Work required -> Gather all lines in the data that hold the string "nAge".

-- Information shown start --

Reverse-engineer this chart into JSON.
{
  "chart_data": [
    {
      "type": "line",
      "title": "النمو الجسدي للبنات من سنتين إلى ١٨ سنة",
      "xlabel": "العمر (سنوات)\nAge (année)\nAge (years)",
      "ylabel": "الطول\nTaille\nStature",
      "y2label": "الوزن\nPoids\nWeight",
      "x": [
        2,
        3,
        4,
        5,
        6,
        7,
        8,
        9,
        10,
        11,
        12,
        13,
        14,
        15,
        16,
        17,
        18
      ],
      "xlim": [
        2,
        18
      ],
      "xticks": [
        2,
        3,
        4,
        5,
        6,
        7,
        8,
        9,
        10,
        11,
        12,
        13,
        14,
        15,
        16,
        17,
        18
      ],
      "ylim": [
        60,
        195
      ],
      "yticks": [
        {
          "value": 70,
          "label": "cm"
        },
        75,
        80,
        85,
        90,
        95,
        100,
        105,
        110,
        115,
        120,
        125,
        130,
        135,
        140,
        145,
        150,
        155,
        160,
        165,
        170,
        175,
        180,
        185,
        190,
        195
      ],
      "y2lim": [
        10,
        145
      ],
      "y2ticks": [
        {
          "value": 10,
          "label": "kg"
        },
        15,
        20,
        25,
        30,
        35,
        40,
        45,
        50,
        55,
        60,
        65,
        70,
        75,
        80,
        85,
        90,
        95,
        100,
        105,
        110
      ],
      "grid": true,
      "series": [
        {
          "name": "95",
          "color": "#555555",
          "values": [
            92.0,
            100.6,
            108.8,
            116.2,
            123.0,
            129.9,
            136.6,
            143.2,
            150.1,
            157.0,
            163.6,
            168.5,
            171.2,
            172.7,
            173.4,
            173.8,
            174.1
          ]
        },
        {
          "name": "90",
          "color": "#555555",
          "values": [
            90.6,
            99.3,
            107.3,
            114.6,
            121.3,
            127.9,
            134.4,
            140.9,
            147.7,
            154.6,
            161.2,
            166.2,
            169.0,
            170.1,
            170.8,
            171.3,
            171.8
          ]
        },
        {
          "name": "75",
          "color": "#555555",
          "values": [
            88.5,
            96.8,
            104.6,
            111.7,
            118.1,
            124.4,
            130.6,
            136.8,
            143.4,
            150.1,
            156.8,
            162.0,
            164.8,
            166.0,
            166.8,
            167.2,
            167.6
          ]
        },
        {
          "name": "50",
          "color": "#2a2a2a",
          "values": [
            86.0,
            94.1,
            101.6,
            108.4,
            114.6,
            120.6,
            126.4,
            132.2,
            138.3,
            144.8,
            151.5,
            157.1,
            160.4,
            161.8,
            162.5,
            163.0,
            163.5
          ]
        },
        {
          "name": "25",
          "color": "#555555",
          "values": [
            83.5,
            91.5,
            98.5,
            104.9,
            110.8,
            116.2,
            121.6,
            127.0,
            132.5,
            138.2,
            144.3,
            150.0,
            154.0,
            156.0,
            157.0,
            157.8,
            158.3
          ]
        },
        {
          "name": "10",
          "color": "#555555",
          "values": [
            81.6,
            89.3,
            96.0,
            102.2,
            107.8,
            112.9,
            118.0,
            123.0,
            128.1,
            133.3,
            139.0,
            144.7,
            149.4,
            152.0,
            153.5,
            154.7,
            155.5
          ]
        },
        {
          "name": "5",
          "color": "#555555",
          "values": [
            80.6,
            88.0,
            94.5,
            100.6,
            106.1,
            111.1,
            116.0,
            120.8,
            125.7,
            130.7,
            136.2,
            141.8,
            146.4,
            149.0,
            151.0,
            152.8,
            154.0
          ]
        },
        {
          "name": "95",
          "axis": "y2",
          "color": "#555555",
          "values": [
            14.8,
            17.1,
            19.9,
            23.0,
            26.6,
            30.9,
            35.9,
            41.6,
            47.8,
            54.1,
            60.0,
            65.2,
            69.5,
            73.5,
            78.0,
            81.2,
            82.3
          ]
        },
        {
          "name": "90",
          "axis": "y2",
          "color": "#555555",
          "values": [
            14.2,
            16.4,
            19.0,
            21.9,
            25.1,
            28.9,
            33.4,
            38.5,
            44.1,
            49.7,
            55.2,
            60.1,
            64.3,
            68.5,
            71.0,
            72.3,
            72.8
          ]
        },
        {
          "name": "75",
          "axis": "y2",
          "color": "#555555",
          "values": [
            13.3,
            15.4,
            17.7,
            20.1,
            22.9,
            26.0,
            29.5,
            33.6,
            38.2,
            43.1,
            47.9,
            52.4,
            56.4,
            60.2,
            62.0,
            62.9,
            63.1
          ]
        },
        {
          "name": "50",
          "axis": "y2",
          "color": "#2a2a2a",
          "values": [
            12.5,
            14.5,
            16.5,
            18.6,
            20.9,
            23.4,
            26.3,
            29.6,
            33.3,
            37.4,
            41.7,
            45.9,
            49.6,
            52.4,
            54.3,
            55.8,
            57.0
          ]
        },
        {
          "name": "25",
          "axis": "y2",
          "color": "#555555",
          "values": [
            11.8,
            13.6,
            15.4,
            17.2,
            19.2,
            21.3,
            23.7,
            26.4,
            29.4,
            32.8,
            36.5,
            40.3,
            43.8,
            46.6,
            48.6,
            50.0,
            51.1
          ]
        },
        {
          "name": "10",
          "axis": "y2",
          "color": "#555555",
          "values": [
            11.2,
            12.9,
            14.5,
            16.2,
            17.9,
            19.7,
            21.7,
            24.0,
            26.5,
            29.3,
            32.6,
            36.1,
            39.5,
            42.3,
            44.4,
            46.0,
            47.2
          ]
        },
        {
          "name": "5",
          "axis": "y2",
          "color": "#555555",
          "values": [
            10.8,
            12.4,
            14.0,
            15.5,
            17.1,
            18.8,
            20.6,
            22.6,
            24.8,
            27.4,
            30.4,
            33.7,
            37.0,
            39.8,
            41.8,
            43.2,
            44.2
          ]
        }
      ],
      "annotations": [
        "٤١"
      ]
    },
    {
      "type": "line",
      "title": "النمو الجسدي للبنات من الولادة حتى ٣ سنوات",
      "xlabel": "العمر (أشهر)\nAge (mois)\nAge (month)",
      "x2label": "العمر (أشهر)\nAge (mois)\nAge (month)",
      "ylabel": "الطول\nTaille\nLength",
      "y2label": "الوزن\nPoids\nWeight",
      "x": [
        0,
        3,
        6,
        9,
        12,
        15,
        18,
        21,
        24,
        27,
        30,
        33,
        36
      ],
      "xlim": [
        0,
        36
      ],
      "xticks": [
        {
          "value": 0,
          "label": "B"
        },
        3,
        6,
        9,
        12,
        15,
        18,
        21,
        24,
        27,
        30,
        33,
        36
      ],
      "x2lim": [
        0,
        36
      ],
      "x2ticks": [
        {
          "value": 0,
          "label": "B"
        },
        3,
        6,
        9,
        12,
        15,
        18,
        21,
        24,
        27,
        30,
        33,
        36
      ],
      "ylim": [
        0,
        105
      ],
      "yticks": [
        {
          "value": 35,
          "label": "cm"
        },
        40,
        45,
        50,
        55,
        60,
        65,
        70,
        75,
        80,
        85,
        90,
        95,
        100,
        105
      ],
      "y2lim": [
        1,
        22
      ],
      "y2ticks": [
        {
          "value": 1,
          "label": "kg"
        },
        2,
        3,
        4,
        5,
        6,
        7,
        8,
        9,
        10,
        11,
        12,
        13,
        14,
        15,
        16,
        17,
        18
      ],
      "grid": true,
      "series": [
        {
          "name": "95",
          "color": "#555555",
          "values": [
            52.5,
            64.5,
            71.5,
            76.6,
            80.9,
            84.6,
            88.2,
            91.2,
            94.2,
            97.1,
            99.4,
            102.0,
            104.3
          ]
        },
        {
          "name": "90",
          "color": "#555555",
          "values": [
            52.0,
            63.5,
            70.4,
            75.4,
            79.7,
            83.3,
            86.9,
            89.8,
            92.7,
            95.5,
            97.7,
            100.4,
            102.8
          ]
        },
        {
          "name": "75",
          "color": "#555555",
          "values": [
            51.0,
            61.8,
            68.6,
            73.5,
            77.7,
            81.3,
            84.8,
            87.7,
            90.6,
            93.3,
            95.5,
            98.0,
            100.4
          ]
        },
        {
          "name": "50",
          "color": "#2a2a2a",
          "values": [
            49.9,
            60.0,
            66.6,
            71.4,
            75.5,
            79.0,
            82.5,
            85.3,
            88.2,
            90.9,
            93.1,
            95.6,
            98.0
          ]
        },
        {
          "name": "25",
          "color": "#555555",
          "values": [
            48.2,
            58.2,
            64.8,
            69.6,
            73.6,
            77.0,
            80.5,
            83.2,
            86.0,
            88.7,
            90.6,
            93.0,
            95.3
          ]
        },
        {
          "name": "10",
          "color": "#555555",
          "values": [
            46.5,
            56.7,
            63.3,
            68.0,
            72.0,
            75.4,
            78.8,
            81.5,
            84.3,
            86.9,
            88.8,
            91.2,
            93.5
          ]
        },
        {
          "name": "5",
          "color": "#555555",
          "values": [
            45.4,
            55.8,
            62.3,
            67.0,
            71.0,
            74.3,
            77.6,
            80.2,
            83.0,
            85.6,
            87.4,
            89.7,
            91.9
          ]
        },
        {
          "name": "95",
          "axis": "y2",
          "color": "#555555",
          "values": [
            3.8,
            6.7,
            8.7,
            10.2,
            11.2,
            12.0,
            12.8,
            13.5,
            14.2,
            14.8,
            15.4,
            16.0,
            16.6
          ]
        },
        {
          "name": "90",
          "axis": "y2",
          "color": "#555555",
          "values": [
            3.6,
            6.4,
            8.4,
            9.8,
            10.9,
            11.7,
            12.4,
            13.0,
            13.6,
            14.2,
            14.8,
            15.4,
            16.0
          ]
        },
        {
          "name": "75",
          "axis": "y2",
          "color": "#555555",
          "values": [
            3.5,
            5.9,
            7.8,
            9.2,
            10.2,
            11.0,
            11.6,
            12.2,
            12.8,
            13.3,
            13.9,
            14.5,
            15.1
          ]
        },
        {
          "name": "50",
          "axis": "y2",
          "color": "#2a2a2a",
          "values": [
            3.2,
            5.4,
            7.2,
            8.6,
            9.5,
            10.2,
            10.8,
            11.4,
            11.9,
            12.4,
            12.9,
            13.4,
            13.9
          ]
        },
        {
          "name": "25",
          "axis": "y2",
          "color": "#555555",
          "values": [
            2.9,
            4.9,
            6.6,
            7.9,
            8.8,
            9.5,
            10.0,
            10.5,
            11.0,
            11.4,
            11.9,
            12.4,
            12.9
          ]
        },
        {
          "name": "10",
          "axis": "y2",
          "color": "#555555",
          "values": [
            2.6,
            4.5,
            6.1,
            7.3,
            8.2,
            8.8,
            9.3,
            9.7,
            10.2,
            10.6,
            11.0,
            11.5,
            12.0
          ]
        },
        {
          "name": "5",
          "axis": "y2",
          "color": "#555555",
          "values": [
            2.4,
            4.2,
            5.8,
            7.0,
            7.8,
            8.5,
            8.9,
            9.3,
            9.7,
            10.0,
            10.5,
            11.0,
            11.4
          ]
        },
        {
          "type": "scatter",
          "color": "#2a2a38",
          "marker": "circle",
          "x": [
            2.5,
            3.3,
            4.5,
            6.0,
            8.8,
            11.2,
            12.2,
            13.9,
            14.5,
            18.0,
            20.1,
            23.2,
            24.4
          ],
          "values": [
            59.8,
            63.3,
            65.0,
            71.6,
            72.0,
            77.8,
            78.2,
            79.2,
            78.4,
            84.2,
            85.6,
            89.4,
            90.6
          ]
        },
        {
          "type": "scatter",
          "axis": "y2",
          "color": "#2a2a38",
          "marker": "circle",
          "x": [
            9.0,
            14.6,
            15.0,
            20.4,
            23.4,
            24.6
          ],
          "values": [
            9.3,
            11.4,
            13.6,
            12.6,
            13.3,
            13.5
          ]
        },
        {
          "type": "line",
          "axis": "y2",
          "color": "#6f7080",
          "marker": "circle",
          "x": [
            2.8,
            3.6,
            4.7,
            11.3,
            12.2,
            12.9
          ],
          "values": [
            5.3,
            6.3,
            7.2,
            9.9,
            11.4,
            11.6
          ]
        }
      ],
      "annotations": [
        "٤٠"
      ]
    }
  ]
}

-- Information shown end --

Solution to this task ->
      "xlabel": "العمر (سنوات)\nAge (année)\nAge (years)",
      "xlabel": "العمر (أشهر)\nAge (mois)\nAge (month)",
      "x2label": "العمر (أشهر)\nAge (mois)\nAge (month)",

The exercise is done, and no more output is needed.